### GOAL
Every record below should be printed exactly as it appears.

Dataset items:
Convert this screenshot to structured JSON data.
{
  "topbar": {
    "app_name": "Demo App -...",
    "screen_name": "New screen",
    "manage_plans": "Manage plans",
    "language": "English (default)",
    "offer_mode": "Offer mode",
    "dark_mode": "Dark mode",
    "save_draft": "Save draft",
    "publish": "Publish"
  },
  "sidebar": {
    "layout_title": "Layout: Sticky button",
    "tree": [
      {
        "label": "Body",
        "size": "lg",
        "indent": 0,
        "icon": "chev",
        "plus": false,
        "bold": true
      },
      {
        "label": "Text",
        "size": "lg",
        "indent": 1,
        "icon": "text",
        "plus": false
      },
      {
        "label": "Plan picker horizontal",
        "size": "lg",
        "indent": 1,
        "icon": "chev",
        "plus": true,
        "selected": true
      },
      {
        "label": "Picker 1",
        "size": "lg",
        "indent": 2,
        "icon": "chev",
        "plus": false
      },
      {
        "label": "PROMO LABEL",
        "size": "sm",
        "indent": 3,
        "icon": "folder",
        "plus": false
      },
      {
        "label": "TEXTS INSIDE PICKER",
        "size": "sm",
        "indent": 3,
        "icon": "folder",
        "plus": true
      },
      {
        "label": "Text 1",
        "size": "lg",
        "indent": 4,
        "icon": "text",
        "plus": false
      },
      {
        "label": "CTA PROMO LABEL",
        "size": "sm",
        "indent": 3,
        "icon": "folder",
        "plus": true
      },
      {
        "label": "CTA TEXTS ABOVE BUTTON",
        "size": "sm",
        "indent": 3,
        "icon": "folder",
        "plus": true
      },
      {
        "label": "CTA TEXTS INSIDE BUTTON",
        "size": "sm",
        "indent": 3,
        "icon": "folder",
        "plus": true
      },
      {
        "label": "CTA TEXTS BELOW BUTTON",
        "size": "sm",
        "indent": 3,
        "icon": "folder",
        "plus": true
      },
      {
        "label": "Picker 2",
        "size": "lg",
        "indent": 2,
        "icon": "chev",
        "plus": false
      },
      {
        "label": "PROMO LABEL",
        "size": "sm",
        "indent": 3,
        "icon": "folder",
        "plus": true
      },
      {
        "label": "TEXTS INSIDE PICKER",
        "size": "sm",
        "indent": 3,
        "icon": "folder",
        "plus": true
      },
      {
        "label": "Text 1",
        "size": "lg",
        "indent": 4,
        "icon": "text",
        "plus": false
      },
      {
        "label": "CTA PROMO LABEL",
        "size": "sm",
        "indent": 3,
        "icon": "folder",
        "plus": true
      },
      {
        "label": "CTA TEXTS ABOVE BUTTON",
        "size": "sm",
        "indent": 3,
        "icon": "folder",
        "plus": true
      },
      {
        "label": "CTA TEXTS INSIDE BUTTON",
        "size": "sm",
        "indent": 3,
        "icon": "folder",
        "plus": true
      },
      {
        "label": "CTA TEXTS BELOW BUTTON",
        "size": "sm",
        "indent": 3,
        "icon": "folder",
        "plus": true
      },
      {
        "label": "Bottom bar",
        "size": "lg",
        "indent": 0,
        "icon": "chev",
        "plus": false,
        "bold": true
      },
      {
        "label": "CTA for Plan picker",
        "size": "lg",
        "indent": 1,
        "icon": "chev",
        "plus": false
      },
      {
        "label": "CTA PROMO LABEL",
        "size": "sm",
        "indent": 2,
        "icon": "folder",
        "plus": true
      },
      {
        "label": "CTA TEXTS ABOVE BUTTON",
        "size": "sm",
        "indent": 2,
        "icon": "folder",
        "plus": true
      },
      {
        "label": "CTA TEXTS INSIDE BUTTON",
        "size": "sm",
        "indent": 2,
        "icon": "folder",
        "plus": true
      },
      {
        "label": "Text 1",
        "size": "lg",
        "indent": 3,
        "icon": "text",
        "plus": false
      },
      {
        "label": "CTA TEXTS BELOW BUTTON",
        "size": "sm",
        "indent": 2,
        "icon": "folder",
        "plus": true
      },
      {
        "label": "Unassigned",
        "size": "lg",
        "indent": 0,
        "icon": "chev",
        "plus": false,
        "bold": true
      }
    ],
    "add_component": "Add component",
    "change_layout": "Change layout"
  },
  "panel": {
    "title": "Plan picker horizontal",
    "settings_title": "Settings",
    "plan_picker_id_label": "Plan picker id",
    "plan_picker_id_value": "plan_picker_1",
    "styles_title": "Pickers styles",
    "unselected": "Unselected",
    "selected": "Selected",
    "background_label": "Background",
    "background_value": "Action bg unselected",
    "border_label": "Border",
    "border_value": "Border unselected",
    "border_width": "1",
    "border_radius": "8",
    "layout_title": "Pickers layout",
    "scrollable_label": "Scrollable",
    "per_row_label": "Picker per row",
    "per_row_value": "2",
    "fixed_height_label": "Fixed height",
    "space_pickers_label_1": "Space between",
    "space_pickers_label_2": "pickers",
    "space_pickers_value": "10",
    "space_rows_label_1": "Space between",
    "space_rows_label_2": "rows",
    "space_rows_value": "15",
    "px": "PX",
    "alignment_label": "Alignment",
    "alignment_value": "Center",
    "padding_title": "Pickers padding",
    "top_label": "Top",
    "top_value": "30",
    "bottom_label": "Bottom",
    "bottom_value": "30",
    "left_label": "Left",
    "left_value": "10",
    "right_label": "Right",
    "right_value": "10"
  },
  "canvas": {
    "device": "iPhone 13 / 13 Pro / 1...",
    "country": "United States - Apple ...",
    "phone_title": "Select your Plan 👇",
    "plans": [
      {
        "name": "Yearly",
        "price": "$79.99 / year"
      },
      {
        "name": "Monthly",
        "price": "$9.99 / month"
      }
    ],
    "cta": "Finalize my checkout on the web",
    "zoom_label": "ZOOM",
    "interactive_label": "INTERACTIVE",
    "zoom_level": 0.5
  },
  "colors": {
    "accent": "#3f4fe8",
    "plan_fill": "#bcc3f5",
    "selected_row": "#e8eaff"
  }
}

### TASK SOLUTION
Convert this screenshot to structured JSON data.
{
  "topbar": {
    "app_name": "Demo App -...",
    "screen_name": "New screen",
    "manage_plans": "Manage plans",
    "language": "English (default)",
    "offer_mode": "Offer mode",
    "dark_mode": "Dark mode",
    "save_draft": "Save draft",
    "publish": "Publish"
  },
  "sidebar": {
    "layout_title": "Layout: Sticky button",
    "tree": [
      {
        "label": "Body",
        "size": "lg",
        "indent": 0,
        "icon": "chev",
        "plus": false,
        "bold": true
      },
      {
        "label": "Text",
        "size": "lg",
        "indent": 1,
        "icon": "text",
        "plus": false
      },
      {
        "label": "Plan picker horizontal",
        "size": "lg",
        "indent": 1,
        "icon": "chev",
        "plus": true,
        "selected": true
      },
      {
        "label": "Picker 1",
        "size": "lg",
        "indent": 2,
        "icon": "chev",
        "plus": false
      },
      {
        "label": "PROMO LABEL",
        "size": "sm",
        "indent": 3,
        "icon": "folder",
        "plus": false
      },
      {
        "label": "TEXTS INSIDE PICKER",
        "size": "sm",
        "indent": 3,
        "icon": "folder",
        "plus": true
      },
      {
        "label": "Text 1",
        "size": "lg",
        "indent": 4,
        "icon": "text",
        "plus": false
      },
      {
        "label": "CTA PROMO LABEL",
        "size": "sm",
        "indent": 3,
        "icon": "folder",
        "plus": true
      },
      {
        "label": "CTA TEXTS ABOVE BUTTON",
        "size": "sm",
        "indent": 3,
        "icon": "folder",
        "plus": true
      },
      {
        "label": "CTA TEXTS INSIDE BUTTON",
        "size": "sm",
        "indent": 3,
        "icon": "folder",
        "plus": true
      },
      {
        "label": "CTA TEXTS BELOW BUTTON",
        "size": "sm",
        "indent": 3,
        "icon": "folder",
        "plus": true
      },
      {
        "label": "Picker 2",
        "size": "lg",
        "indent": 2,
        "icon": "chev",
        "plus": false
      },
      {
        "label": "PROMO LABEL",
        "size": "sm",
        "indent": 3,
        "icon": "folder",
        "plus": true
      },
      {
        "label": "TEXTS INSIDE PICKER",
        "size": "sm",
        "indent": 3,
        "icon": "folder",
        "plus": true
      },
      {
        "label": "Text 1",
        "size": "lg",
        "indent": 4,
        "icon": "text",
        "plus": false
      },
      {
        "label": "CTA PROMO LABEL",
        "size": "sm",
        "indent": 3,
        "icon": "folder",
        "plus": true
      },
      {
        "label": "CTA TEXTS ABOVE BUTTON",
        "size": "sm",
        "indent": 3,
        "icon": "folder",
        "plus": true
      },
      {
        "label": "CTA TEXTS INSIDE BUTTON",
        "size": "sm",
        "indent": 3,
        "icon": "folder",
        "plus": true
      },
      {
        "label": "CTA TEXTS BELOW BUTTON",
        "size": "sm",
        "indent": 3,
        "icon": "folder",
        "plus": true
      },
      {
        "label": "Bottom bar",
        "size": "lg",
        "indent": 0,
        "icon": "chev",
        "plus": false,
        "bold": true
      },
      {
        "label": "CTA for Plan picker",
        "size": "lg",
        "indent": 1,
        "icon": "chev",
        "plus": false
      },
      {
        "label": "CTA PROMO LABEL",
        "size": "sm",
        "indent": 2,
        "icon": "folder",
        "plus": true
      },
      {
        "label": "CTA TEXTS ABOVE BUTTON",
        "size": "sm",
        "indent": 2,
        "icon": "folder",
        "plus": true
      },
      {
        "label": "CTA TEXTS INSIDE BUTTON",
        "size": "sm",
        "indent": 2,
        "icon": "folder",
        "plus": true
      },
      {
        "label": "Text 1",
        "size": "lg",
        "indent": 3,
        "icon": "text",
        "plus": false
      },
      {
        "label": "CTA TEXTS BELOW BUTTON",
        "size": "sm",
        "indent": 2,
        "icon": "folder",
        "plus": true
      },
      {
        "label": "Unassigned",
        "size": "lg",
        "indent": 0,
        "icon": "chev",
        "plus": false,
        "bold": true
      }
    ],
    "add_component": "Add component",
    "change_layout": "Change layout"
  },
  "panel": {
    "title": "Plan picker horizontal",
    "settings_title": "Settings",
    "plan_picker_id_label": "Plan picker id",
    "plan_picker_id_value": "plan_picker_1",
    "styles_title": "Pickers styles",
    "unselected": "Unselected",
    "selected": "Selected",
    "background_label": "Background",
    "background_value": "Action bg unselected",
    "border_label": "Border",
    "border_value": "Border unselected",
    "border_width": "1",
    "border_radius": "8",
    "layout_title": "Pickers layout",
    "scrollable_label": "Scrollable",
    "per_row_label": "Picker per row",
    "per_row_value": "2",
    "fixed_height_label": "Fixed height",
    "space_pickers_label_1": "Space between",
    "space_pickers_label_2": "pickers",
    "space_pickers_value": "10",
    "space_rows_label_1": "Space between",
    "space_rows_label_2": "rows",
    "space_rows_value": "15",
    "px": "PX",
    "alignment_label": "Alignment",
    "alignment_value": "Center",
    "padding_title": "Pickers padding",
    "top_label": "Top",
    "top_value": "30",
    "bottom_label": "Bottom",
    "bottom_value": "30",
    "left_label": "Left",
    "left_value": "10",
    "right_label": "Right",
    "right_value": "10"
  },
  "canvas": {
    "device": "iPhone 13 / 13 Pro / 1...",
    "country": "United States - Apple ...",
    "phone_title": "Select your Plan 👇",
    "plans": [
      {
        "name": "Yearly",
        "price": "$79.99 / year"
      },
      {
        "name": "Monthly",
        "price": "$9.99 / month"
      }
    ],
    "cta": "Finalize my checkout on the web",
    "zoom_label": "ZOOM",
    "interactive_label": "INTERACTIVE",
    "zoom_level": 0.5
  },
  "colors": {
    "accent": "#3f4fe8",
    "plan_fill": "#bcc3f5",
    "selected_row": "#e8eaff"
  }
}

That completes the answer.